(Dataset items)
==================================================

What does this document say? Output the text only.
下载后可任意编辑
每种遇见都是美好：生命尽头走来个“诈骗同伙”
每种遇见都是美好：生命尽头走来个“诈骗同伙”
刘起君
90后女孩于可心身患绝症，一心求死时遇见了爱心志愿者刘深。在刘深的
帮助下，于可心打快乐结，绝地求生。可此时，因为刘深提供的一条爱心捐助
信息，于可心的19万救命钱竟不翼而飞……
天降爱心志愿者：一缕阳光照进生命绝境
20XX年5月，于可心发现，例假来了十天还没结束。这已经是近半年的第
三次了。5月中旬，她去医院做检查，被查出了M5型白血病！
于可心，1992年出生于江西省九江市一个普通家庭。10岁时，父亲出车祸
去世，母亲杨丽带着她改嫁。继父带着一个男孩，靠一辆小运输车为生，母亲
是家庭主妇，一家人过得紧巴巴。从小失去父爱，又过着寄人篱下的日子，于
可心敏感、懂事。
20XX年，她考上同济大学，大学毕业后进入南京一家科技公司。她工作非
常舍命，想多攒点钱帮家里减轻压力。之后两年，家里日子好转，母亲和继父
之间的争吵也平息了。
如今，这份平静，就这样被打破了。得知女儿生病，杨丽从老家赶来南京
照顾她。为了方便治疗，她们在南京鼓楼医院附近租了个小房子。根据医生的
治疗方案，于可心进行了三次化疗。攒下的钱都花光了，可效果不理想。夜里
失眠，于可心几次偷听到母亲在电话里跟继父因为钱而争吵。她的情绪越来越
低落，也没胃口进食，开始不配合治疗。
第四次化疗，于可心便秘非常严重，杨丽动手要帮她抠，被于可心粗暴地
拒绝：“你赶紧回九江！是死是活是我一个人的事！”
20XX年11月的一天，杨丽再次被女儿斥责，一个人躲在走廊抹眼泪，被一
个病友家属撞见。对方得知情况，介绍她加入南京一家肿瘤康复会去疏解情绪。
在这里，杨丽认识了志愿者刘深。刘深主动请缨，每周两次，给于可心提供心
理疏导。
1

==================================================

● Required work
Go through the records above and set each one down exactly, please.

● Result of this task
What does this document say? Output the text only.
下载后可任意编辑
每种遇见都是美好：生命尽头走来个“诈骗同伙”
每种遇见都是美好：生命尽头走来个“诈骗同伙”
刘起君
90后女孩于可心身患绝症，一心求死时遇见了爱心志愿者刘深。在刘深的
帮助下，于可心打快乐结，绝地求生。可此时，因为刘深提供的一条爱心捐助
信息，于可心的19万救命钱竟不翼而飞……
天降爱心志愿者：一缕阳光照进生命绝境
20XX年5月，于可心发现，例假来了十天还没结束。这已经是近半年的第
三次了。5月中旬，她去医院做检查，被查出了M5型白血病！
于可心，1992年出生于江西省九江市一个普通家庭。10岁时，父亲出车祸
去世，母亲杨丽带着她改嫁。继父带着一个男孩，靠一辆小运输车为生，母亲
是家庭主妇，一家人过得紧巴巴。从小失去父爱，又过着寄人篱下的日子，于
可心敏感、懂事。
20XX年，她考上同济大学，大学毕业后进入南京一家科技公司。她工作非
常舍命，想多攒点钱帮家里减轻压力。之后两年，家里日子好转，母亲和继父
之间的争吵也平息了。
如今，这份平静，就这样被打破了。得知女儿生病，杨丽从老家赶来南京
照顾她。为了方便治疗，她们在南京鼓楼医院附近租了个小房子。根据医生的
治疗方案，于可心进行了三次化疗。攒下的钱都花光了，可效果不理想。夜里
失眠，于可心几次偷听到母亲在电话里跟继父因为钱而争吵。她的情绪越来越
低落，也没胃口进食，开始不配合治疗。
第四次化疗，于可心便秘非常严重，杨丽动手要帮她抠，被于可心粗暴地
拒绝：“你赶紧回九江！是死是活是我一个人的事！”
20XX年11月的一天，杨丽再次被女儿斥责，一个人躲在走廊抹眼泪，被一
个病友家属撞见。对方得知情况，介绍她加入南京一家肿瘤康复会去疏解情绪。
在这里，杨丽认识了志愿者刘深。刘深主动请缨，每周两次，给于可心提供心
理疏导。
1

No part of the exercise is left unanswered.